• OBJECTIVE
Your task is to transcribe all the entries exactly, excluding pictures.

• Extracted records
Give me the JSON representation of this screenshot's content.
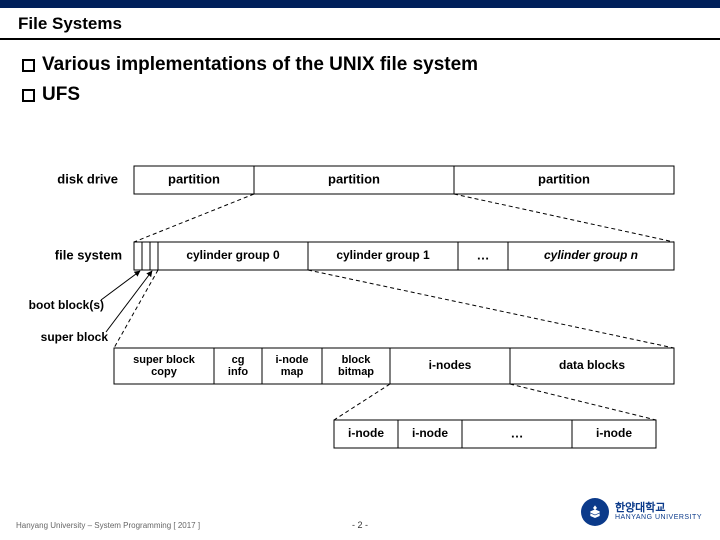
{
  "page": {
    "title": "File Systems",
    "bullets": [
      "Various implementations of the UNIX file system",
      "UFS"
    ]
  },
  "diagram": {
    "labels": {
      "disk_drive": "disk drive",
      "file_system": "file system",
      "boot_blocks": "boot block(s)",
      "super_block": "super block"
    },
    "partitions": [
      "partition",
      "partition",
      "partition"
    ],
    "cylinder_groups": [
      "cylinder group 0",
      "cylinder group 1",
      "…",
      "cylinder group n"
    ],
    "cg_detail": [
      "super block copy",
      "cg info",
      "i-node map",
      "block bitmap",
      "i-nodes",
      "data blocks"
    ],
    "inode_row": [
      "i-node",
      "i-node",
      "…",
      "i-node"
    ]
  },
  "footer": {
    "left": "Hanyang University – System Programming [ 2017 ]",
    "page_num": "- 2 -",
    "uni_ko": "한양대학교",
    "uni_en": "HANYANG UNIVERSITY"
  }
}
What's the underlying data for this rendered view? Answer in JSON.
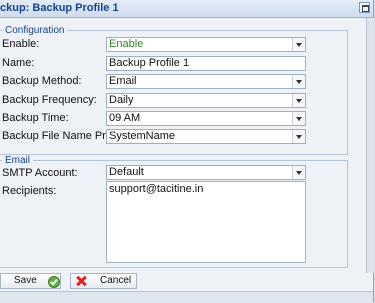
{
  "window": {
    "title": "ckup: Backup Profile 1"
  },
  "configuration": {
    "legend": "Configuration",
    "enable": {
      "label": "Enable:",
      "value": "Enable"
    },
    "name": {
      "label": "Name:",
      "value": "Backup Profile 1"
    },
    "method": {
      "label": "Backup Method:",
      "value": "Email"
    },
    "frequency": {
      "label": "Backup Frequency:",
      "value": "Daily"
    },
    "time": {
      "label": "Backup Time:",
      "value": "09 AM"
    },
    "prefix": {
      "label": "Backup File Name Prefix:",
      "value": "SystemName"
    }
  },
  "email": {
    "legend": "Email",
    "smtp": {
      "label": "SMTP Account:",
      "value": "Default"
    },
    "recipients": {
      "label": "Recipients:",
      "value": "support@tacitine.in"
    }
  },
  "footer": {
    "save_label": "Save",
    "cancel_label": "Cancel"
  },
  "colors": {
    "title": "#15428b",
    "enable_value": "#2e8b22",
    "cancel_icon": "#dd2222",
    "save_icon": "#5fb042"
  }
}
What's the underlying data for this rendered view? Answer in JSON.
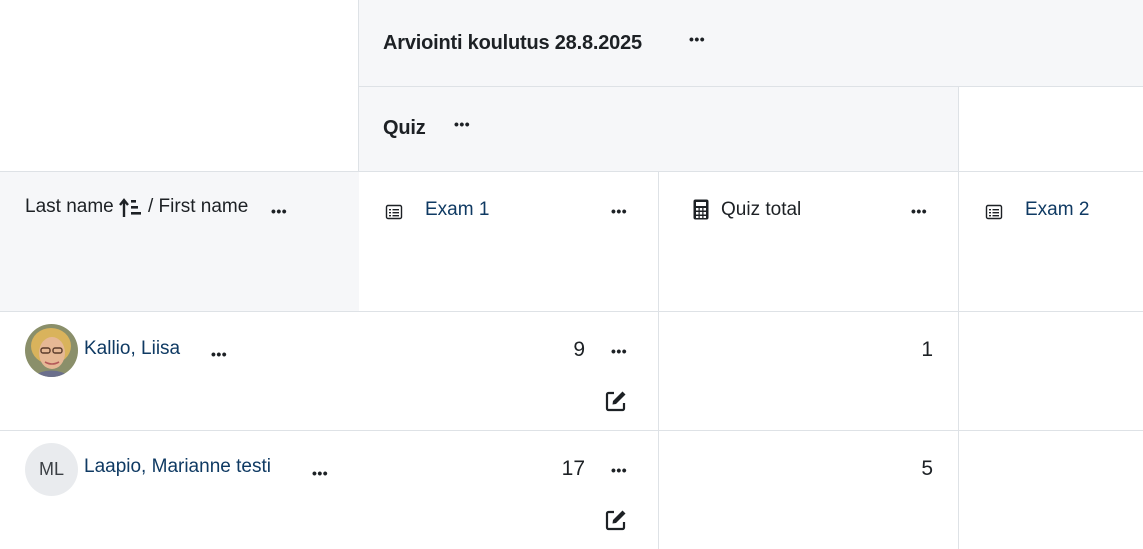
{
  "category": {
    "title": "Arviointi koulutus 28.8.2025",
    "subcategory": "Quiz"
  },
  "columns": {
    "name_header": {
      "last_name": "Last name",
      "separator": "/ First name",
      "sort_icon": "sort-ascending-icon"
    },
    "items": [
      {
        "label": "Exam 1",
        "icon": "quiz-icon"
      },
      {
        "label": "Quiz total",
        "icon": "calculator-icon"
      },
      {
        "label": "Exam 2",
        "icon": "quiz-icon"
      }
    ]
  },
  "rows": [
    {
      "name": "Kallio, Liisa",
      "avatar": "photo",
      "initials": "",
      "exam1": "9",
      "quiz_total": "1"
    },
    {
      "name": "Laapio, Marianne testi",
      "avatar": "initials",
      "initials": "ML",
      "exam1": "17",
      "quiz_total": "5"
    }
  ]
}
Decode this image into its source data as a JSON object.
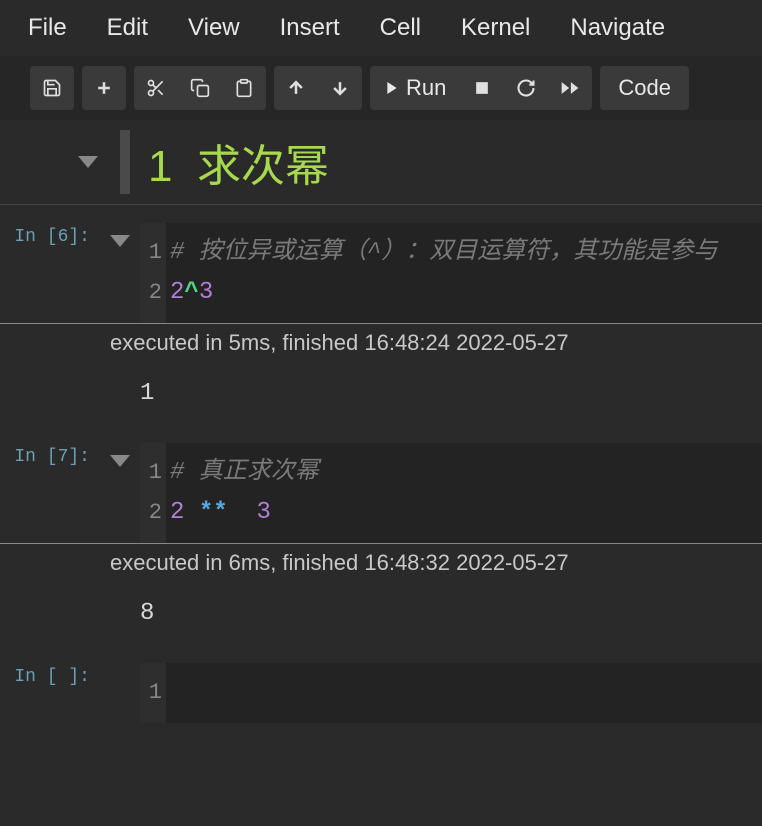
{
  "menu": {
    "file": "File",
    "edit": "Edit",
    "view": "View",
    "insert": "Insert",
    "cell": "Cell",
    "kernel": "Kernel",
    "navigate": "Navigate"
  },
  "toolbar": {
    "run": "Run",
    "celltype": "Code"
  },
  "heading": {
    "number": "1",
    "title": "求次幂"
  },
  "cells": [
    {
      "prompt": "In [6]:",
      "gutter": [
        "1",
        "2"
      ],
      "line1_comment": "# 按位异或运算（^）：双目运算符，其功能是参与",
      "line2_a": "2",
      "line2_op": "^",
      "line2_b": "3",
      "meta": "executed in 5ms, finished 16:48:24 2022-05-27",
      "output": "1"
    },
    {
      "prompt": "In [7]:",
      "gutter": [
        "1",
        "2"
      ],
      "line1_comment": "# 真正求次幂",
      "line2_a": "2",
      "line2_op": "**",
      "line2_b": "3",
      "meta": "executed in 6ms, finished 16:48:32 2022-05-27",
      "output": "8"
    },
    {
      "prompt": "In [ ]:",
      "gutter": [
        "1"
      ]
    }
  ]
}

• SOLUTION TO THIS EXERCISE
Give me the JSON representation of this screenshot's content.
{
  "page": {
    "title": "File Systems",
    "bullets": [
      "Various implementations of the UNIX file system",
      "UFS"
    ]
  },
  "diagram": {
    "labels": {
      "disk_drive": "disk drive",
      "file_system": "file system",
      "boot_blocks": "boot block(s)",
      "super_block": "super block"
    },
    "partitions": [
      "partition",
      "partition",
      "partition"
    ],
    "cylinder_groups": [
      "cylinder group 0",
      "cylinder group 1",
      "…",
      "cylinder group n"
    ],
    "cg_detail": [
      "super block copy",
      "cg info",
      "i-node map",
      "block bitmap",
      "i-nodes",
      "data blocks"
    ],
    "inode_row": [
      "i-node",
      "i-node",
      "…",
      "i-node"
    ]
  },
  "footer": {
    "left": "Hanyang University – System Programming [ 2017 ]",
    "page_num": "- 2 -",
    "uni_ko": "한양대학교",
    "uni_en": "HANYANG UNIVERSITY"
  }
}
What's the underlying data for this rendered view? Answer in JSON.
{
  "window": {
    "title": "ckup: Backup Profile 1"
  },
  "configuration": {
    "legend": "Configuration",
    "enable": {
      "label": "Enable:",
      "value": "Enable"
    },
    "name": {
      "label": "Name:",
      "value": "Backup Profile 1"
    },
    "method": {
      "label": "Backup Method:",
      "value": "Email"
    },
    "frequency": {
      "label": "Backup Frequency:",
      "value": "Daily"
    },
    "time": {
      "label": "Backup Time:",
      "value": "09 AM"
    },
    "prefix": {
      "label": "Backup File Name Prefix:",
      "value": "SystemName"
    }
  },
  "email": {
    "legend": "Email",
    "smtp": {
      "label": "SMTP Account:",
      "value": "Default"
    },
    "recipients": {
      "label": "Recipients:",
      "value": "support@tacitine.in"
    }
  },
  "footer": {
    "save_label": "Save",
    "cancel_label": "Cancel"
  },
  "colors": {
    "title": "#15428b",
    "enable_value": "#2e8b22",
    "cancel_icon": "#dd2222",
    "save_icon": "#5fb042"
  }
}
What's the underlying data for this rendered view? Answer in JSON.
{
  "category": {
    "title": "Arviointi koulutus 28.8.2025",
    "subcategory": "Quiz"
  },
  "columns": {
    "name_header": {
      "last_name": "Last name",
      "separator": "/ First name",
      "sort_icon": "sort-ascending-icon"
    },
    "items": [
      {
        "label": "Exam 1",
        "icon": "quiz-icon"
      },
      {
        "label": "Quiz total",
        "icon": "calculator-icon"
      },
      {
        "label": "Exam 2",
        "icon": "quiz-icon"
      }
    ]
  },
  "rows": [
    {
      "name": "Kallio, Liisa",
      "avatar": "photo",
      "initials": "",
      "exam1": "9",
      "quiz_total": "1"
    },
    {
      "name": "Laapio, Marianne testi",
      "avatar": "initials",
      "initials": "ML",
      "exam1": "17",
      "quiz_total": "5"
    }
  ]
}
Decode this image into its source data as a JSON object.
{
  "menu": {
    "file": "File",
    "edit": "Edit",
    "view": "View",
    "insert": "Insert",
    "cell": "Cell",
    "kernel": "Kernel",
    "navigate": "Navigate"
  },
  "toolbar": {
    "run": "Run",
    "celltype": "Code"
  },
  "heading": {
    "number": "1",
    "title": "求次幂"
  },
  "cells": [
    {
      "prompt": "In [6]:",
      "gutter": [
        "1",
        "2"
      ],
      "line1_comment": "# 按位异或运算（^）：双目运算符，其功能是参与",
      "line2_a": "2",
      "line2_op": "^",
      "line2_b": "3",
      "meta": "executed in 5ms, finished 16:48:24 2022-05-27",
      "output": "1"
    },
    {
      "prompt": "In [7]:",
      "gutter": [
        "1",
        "2"
      ],
      "line1_comment": "# 真正求次幂",
      "line2_a": "2",
      "line2_op": "**",
      "line2_b": "3",
      "meta": "executed in 6ms, finished 16:48:32 2022-05-27",
      "output": "8"
    },
    {
      "prompt": "In [ ]:",
      "gutter": [
        "1"
      ]
    }
  ]
}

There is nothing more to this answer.